Problem details: Work out how many lines of the listing hold "stack", then state only that count.

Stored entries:
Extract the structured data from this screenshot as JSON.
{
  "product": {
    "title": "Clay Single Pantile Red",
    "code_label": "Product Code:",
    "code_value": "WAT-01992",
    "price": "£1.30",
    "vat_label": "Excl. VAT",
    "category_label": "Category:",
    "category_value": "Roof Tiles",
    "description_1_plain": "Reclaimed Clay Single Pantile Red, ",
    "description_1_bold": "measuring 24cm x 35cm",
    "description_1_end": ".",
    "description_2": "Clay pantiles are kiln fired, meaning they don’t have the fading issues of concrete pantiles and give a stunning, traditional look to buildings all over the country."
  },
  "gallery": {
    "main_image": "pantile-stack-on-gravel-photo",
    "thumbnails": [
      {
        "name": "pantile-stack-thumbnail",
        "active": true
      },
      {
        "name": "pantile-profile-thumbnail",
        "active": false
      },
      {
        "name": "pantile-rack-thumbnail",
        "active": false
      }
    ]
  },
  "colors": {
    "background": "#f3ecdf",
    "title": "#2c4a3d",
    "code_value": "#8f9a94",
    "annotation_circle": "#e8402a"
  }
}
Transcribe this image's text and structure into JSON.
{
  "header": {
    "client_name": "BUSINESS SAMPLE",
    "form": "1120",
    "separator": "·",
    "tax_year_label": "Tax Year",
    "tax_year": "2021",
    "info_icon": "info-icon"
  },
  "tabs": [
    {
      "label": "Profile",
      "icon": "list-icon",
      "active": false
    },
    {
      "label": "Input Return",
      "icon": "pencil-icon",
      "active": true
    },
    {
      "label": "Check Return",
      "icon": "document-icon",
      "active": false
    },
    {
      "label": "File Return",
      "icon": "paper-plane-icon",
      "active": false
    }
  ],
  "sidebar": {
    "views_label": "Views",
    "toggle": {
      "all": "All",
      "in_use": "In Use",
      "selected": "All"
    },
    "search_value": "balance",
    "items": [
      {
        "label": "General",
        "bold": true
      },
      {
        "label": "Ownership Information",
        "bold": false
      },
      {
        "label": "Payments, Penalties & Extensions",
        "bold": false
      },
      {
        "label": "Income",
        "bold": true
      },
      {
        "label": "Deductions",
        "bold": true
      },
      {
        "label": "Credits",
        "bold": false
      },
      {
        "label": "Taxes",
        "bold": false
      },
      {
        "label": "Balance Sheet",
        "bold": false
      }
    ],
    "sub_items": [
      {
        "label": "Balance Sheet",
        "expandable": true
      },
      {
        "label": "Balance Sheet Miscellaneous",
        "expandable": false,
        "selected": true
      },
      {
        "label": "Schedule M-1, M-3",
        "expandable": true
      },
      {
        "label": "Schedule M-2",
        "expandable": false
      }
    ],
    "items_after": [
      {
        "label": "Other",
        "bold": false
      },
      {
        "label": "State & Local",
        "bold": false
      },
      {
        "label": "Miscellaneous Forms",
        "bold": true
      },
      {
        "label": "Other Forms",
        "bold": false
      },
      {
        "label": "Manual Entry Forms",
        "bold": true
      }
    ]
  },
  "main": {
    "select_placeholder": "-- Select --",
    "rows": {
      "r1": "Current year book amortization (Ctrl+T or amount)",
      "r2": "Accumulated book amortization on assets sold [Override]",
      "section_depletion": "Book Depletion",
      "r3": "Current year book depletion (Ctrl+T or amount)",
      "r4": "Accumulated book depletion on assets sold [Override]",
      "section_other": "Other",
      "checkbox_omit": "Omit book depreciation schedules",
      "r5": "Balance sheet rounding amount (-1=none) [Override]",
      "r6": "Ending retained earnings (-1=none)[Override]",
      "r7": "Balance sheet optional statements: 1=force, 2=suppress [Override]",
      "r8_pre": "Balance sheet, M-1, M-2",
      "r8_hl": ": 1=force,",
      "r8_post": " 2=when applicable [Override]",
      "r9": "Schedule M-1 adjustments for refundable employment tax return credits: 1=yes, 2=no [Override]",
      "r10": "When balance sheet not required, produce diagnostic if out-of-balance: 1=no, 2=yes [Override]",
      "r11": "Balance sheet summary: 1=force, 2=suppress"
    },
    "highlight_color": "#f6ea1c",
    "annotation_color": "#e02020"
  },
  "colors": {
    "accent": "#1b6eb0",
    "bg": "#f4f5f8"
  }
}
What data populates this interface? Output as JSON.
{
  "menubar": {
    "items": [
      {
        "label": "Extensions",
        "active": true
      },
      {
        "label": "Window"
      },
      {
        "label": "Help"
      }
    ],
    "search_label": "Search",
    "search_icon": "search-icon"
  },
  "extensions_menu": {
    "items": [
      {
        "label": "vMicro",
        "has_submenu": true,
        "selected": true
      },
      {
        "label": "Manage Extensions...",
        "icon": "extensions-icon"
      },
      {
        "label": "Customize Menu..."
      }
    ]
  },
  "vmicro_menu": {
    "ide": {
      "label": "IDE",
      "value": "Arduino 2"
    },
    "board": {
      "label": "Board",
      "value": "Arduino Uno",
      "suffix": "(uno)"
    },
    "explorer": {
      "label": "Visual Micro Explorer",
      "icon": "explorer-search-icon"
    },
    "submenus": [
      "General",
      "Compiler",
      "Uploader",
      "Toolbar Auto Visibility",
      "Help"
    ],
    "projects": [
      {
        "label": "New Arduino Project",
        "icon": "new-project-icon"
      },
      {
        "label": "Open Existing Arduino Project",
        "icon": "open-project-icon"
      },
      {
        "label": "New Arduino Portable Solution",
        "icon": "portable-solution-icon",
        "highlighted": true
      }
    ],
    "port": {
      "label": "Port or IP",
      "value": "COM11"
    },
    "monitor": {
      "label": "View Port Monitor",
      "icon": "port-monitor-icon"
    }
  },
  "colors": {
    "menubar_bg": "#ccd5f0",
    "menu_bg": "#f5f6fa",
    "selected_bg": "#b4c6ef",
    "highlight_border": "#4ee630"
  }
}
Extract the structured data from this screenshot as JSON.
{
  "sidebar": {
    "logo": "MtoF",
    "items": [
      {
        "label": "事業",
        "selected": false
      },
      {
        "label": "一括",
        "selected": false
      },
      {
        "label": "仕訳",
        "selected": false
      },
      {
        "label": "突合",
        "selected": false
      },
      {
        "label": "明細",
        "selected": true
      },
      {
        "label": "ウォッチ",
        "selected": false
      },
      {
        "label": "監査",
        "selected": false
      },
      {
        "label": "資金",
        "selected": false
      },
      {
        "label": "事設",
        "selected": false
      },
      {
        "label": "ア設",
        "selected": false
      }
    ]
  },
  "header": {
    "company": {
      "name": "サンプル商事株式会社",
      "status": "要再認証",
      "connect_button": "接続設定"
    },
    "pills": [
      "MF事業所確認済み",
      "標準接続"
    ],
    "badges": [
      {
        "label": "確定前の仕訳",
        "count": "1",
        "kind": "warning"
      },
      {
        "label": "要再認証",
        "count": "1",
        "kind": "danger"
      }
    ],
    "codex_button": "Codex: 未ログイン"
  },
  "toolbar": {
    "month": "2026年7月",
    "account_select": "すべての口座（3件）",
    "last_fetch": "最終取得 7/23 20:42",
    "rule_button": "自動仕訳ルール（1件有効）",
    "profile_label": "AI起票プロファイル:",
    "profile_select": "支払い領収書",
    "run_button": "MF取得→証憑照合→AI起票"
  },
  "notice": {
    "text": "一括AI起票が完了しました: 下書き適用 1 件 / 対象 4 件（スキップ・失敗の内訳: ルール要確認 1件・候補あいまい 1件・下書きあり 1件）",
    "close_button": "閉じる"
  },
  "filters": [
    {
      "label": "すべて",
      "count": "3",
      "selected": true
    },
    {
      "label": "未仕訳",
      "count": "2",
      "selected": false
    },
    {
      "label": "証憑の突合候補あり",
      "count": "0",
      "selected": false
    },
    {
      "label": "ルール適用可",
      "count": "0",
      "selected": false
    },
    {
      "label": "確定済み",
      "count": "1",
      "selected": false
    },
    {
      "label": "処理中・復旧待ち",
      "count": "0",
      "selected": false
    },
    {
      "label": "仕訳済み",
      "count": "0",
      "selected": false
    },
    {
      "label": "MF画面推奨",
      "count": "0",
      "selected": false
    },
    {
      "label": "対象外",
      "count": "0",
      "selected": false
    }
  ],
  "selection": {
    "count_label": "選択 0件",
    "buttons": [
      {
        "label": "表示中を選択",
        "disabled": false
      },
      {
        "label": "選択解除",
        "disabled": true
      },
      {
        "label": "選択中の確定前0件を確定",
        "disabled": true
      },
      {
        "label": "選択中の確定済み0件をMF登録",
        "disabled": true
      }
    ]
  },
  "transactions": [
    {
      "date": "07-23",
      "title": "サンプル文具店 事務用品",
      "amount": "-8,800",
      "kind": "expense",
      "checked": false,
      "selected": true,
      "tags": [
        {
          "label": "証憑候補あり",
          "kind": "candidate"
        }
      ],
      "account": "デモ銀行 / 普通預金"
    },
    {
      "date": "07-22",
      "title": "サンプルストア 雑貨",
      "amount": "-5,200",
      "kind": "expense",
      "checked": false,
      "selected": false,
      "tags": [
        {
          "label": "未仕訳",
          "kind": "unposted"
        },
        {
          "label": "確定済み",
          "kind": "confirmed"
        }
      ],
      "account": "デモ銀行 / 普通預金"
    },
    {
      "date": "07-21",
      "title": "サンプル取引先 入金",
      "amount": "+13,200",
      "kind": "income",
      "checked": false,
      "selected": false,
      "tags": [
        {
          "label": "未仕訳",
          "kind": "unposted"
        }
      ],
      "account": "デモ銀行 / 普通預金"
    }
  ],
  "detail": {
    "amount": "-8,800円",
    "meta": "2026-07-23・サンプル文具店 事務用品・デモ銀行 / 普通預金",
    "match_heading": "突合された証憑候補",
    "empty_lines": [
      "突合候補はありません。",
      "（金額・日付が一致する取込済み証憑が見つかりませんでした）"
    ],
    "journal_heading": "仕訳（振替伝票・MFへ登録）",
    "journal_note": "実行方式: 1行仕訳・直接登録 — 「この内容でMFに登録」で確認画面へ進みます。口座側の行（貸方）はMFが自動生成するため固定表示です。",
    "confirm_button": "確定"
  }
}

Solved exercise: 2